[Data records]
====
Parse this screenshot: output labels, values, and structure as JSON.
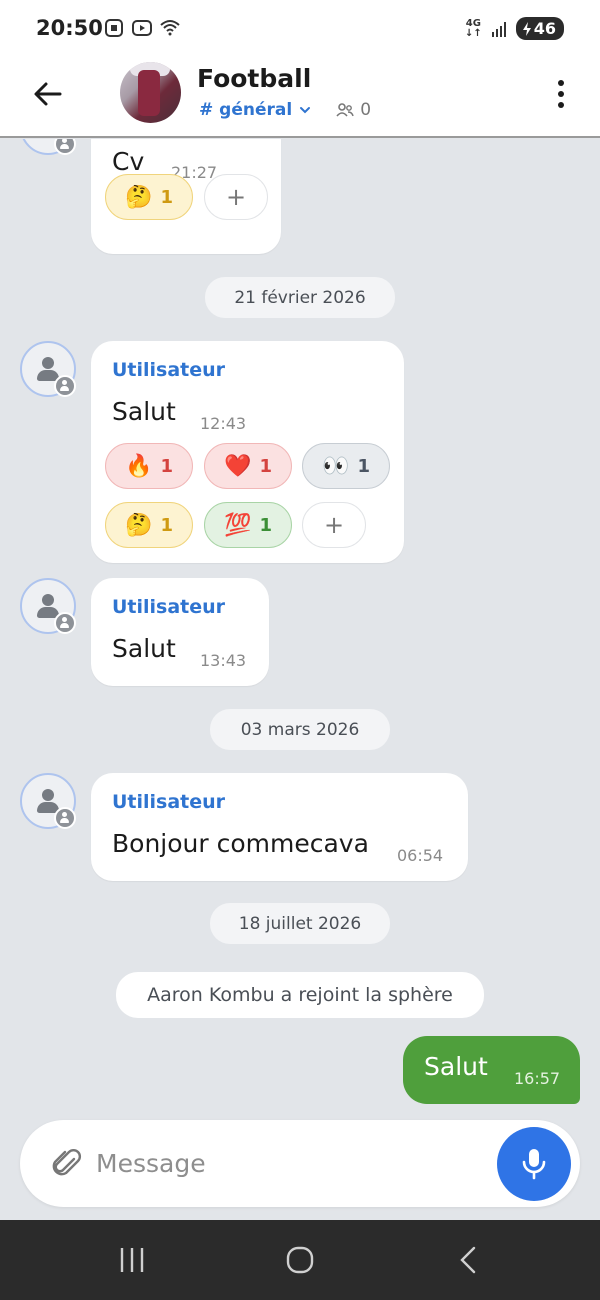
{
  "status_bar": {
    "time": "20:50",
    "network": "4G",
    "battery": "46",
    "icons": [
      "screenshot-icon",
      "media-icon",
      "wifi-icon",
      "signal-icon",
      "charging-icon"
    ]
  },
  "header": {
    "title": "Football",
    "channel": "# général",
    "member_count": "0"
  },
  "messages": [
    {
      "text": "Cv",
      "time": "21:27",
      "reactions": [
        {
          "emoji": "🤔",
          "count": "1"
        }
      ],
      "add": "+"
    },
    {
      "date": "21 février 2026"
    },
    {
      "sender": "Utilisateur",
      "text": "Salut",
      "time": "12:43",
      "reactions": [
        {
          "emoji": "🔥",
          "count": "1"
        },
        {
          "emoji": "❤️",
          "count": "1"
        },
        {
          "emoji": "👀",
          "count": "1"
        },
        {
          "emoji": "🤔",
          "count": "1"
        },
        {
          "emoji": "💯",
          "count": "1"
        }
      ],
      "add": "+"
    },
    {
      "sender": "Utilisateur",
      "text": "Salut",
      "time": "13:43"
    },
    {
      "date": "03 mars 2026"
    },
    {
      "sender": "Utilisateur",
      "text": "Bonjour commecava",
      "time": "06:54"
    },
    {
      "date": "18 juillet 2026"
    },
    {
      "system": "Aaron Kombu a rejoint la sphère"
    },
    {
      "outgoing": true,
      "text": "Salut",
      "time": "16:57"
    }
  ],
  "composer": {
    "placeholder": "Message"
  },
  "colors": {
    "accent": "#2f74d0",
    "outgoing_bubble": "#4f9f3c",
    "mic_button": "#2f74e6",
    "chat_background": "#e2e5e9"
  }
}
====
Can you repeat every record above exactly, apart from the pictures?

Parse this screenshot: output labels, values, and structure as JSON.
{
  "status_bar": {
    "time": "20:50",
    "network": "4G",
    "battery": "46",
    "icons": [
      "screenshot-icon",
      "media-icon",
      "wifi-icon",
      "signal-icon",
      "charging-icon"
    ]
  },
  "header": {
    "title": "Football",
    "channel": "# général",
    "member_count": "0"
  },
  "messages": [
    {
      "text": "Cv",
      "time": "21:27",
      "reactions": [
        {
          "emoji": "🤔",
          "count": "1"
        }
      ],
      "add": "+"
    },
    {
      "date": "21 février 2026"
    },
    {
      "sender": "Utilisateur",
      "text": "Salut",
      "time": "12:43",
      "reactions": [
        {
          "emoji": "🔥",
          "count": "1"
        },
        {
          "emoji": "❤️",
          "count": "1"
        },
        {
          "emoji": "👀",
          "count": "1"
        },
        {
          "emoji": "🤔",
          "count": "1"
        },
        {
          "emoji": "💯",
          "count": "1"
        }
      ],
      "add": "+"
    },
    {
      "sender": "Utilisateur",
      "text": "Salut",
      "time": "13:43"
    },
    {
      "date": "03 mars 2026"
    },
    {
      "sender": "Utilisateur",
      "text": "Bonjour commecava",
      "time": "06:54"
    },
    {
      "date": "18 juillet 2026"
    },
    {
      "system": "Aaron Kombu a rejoint la sphère"
    },
    {
      "outgoing": true,
      "text": "Salut",
      "time": "16:57"
    }
  ],
  "composer": {
    "placeholder": "Message"
  },
  "colors": {
    "accent": "#2f74d0",
    "outgoing_bubble": "#4f9f3c",
    "mic_button": "#2f74e6",
    "chat_background": "#e2e5e9"
  }
}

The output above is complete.